> TASK TO CARRY OUT: Copy every line from the data below in which the string "this" can be found.

> DATA EXCERPTS:
---
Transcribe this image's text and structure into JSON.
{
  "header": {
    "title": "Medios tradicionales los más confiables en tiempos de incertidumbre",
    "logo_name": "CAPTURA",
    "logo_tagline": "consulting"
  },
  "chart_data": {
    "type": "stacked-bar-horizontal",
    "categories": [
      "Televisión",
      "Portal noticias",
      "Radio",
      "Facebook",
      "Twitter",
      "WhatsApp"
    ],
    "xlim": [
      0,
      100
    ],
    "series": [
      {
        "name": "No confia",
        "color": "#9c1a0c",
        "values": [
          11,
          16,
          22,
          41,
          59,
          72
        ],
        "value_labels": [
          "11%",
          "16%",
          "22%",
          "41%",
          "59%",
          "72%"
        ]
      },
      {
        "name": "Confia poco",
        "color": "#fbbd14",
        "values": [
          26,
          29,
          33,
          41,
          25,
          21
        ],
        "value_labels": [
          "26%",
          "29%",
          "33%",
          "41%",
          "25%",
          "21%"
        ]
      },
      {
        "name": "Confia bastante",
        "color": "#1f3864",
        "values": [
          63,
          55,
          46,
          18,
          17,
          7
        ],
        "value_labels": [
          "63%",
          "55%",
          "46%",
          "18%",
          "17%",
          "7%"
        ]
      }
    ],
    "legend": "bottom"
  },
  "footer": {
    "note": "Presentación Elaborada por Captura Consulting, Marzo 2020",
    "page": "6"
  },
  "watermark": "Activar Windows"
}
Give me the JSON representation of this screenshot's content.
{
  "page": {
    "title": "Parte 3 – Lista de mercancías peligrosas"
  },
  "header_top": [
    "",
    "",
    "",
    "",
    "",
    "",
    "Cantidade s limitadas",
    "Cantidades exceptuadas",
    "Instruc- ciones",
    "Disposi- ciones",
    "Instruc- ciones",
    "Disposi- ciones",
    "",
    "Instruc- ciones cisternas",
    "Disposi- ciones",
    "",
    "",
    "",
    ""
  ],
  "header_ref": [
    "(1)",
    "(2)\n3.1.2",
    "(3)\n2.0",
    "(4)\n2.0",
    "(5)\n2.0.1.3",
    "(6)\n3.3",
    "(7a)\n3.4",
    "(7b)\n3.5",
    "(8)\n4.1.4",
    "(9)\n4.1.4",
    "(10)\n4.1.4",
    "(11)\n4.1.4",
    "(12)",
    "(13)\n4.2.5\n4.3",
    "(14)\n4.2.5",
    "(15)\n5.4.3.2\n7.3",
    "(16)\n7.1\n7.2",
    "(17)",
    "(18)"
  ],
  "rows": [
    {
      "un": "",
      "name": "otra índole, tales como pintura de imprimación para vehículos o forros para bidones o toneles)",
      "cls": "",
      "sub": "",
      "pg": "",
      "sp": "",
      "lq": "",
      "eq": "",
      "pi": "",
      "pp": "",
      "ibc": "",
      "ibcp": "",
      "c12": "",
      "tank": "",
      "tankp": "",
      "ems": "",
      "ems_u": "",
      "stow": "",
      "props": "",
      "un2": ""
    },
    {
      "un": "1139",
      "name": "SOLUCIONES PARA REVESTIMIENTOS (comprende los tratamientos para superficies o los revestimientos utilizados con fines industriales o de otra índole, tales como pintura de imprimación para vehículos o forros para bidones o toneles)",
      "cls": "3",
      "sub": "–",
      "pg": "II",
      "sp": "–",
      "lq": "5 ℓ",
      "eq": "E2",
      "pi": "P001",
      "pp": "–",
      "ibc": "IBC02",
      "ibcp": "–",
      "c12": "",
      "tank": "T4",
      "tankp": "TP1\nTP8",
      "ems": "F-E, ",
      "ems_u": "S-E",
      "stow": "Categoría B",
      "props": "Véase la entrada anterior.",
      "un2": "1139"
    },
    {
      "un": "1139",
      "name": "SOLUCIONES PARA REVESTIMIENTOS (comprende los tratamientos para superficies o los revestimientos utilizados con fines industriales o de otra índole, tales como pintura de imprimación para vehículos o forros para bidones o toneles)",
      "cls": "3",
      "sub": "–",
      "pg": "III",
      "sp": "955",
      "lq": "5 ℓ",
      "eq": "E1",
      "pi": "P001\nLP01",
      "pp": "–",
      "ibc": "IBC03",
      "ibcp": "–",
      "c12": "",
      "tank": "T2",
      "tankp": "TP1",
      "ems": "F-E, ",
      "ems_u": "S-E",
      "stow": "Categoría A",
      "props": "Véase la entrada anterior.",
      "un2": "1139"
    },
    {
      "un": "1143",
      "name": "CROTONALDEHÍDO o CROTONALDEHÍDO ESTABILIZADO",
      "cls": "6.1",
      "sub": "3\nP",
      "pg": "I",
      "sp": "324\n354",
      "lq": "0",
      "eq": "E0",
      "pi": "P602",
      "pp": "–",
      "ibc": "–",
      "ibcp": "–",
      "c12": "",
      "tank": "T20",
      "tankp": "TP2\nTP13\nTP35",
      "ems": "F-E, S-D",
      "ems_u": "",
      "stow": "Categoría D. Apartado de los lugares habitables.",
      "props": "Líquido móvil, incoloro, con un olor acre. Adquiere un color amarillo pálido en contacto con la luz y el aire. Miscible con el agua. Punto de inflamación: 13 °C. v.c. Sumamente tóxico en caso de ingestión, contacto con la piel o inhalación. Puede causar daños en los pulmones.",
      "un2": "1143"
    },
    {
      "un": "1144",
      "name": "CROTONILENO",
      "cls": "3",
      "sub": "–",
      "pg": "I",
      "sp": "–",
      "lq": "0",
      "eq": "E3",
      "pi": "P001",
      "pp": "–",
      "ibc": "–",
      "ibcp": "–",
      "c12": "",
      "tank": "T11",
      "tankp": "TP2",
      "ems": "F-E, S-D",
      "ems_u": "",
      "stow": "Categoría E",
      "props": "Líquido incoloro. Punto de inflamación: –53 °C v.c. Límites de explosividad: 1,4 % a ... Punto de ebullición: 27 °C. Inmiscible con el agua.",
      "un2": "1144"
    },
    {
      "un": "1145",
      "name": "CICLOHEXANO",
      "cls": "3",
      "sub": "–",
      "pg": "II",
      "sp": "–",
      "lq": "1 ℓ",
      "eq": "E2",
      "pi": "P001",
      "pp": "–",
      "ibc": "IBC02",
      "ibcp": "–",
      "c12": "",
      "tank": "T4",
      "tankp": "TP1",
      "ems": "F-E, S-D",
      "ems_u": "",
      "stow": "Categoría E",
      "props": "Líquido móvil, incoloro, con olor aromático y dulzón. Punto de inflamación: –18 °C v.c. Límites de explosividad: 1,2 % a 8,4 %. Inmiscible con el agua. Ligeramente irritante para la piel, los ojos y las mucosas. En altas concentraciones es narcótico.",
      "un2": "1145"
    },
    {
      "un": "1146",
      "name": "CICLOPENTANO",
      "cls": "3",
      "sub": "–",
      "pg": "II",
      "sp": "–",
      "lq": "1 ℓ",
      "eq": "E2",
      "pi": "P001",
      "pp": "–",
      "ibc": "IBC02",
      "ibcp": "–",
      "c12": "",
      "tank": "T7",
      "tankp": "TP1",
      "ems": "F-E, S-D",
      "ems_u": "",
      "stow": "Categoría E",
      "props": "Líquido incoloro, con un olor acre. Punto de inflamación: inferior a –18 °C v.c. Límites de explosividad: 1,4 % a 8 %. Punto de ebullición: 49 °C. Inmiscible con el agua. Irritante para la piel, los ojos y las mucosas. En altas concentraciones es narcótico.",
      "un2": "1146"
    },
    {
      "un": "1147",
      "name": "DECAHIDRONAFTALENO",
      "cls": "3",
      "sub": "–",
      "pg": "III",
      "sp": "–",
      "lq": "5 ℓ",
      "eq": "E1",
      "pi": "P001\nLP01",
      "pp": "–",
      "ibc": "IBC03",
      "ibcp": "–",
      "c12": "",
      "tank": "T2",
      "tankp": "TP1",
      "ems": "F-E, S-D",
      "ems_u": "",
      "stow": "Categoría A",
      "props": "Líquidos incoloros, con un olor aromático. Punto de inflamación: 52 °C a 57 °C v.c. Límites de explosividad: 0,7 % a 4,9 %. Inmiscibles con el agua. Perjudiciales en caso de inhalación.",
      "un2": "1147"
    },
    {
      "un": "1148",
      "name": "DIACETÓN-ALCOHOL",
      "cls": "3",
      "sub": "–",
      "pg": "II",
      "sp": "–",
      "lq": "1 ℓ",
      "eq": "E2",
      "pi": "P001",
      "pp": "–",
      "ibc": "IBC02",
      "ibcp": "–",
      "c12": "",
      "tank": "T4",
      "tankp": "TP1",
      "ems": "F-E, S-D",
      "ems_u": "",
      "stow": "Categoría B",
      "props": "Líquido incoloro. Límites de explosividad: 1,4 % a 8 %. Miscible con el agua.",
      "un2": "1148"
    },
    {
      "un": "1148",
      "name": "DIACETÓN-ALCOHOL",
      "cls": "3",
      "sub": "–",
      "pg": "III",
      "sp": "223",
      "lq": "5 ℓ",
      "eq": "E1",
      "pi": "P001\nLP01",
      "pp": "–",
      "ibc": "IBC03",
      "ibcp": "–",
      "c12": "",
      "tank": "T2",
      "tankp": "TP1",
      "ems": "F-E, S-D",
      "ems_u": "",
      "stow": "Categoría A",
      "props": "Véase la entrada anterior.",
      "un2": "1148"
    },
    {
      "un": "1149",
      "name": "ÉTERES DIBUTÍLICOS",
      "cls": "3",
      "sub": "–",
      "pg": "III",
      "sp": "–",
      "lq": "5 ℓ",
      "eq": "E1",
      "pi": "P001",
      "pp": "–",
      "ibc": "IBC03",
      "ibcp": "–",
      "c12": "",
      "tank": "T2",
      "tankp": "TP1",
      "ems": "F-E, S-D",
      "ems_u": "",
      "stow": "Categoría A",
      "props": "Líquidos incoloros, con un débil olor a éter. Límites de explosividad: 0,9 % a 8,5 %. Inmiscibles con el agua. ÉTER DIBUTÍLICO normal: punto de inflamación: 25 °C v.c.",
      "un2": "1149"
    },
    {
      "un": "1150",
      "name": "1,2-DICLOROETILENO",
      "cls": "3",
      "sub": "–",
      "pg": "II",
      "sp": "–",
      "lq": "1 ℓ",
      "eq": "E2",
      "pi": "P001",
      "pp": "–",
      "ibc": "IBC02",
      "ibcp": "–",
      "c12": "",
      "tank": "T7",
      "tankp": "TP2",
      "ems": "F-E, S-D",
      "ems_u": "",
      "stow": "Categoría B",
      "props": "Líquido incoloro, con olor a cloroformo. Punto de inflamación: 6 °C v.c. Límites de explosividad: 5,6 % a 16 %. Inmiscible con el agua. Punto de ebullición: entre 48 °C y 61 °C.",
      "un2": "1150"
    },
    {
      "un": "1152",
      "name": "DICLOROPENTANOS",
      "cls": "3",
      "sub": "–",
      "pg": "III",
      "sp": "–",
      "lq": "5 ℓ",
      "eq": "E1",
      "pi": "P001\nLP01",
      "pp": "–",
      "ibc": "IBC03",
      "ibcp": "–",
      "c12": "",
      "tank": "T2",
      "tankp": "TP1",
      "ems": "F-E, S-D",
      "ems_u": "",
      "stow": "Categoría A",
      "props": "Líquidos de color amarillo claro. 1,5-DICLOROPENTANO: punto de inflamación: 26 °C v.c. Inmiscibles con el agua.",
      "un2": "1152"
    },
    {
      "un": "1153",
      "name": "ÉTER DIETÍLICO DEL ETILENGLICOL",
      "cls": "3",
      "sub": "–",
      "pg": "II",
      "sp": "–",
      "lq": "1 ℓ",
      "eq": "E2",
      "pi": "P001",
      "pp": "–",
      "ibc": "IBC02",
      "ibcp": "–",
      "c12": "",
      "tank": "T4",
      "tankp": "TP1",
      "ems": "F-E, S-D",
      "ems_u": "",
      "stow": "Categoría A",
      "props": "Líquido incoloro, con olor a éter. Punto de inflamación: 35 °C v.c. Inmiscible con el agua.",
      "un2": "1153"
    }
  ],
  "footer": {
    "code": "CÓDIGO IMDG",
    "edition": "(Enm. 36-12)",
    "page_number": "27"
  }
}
---
> TASK SOLUTION:
Transcribe this image's text and structure into JSON.
Give me the JSON representation of this screenshot's content.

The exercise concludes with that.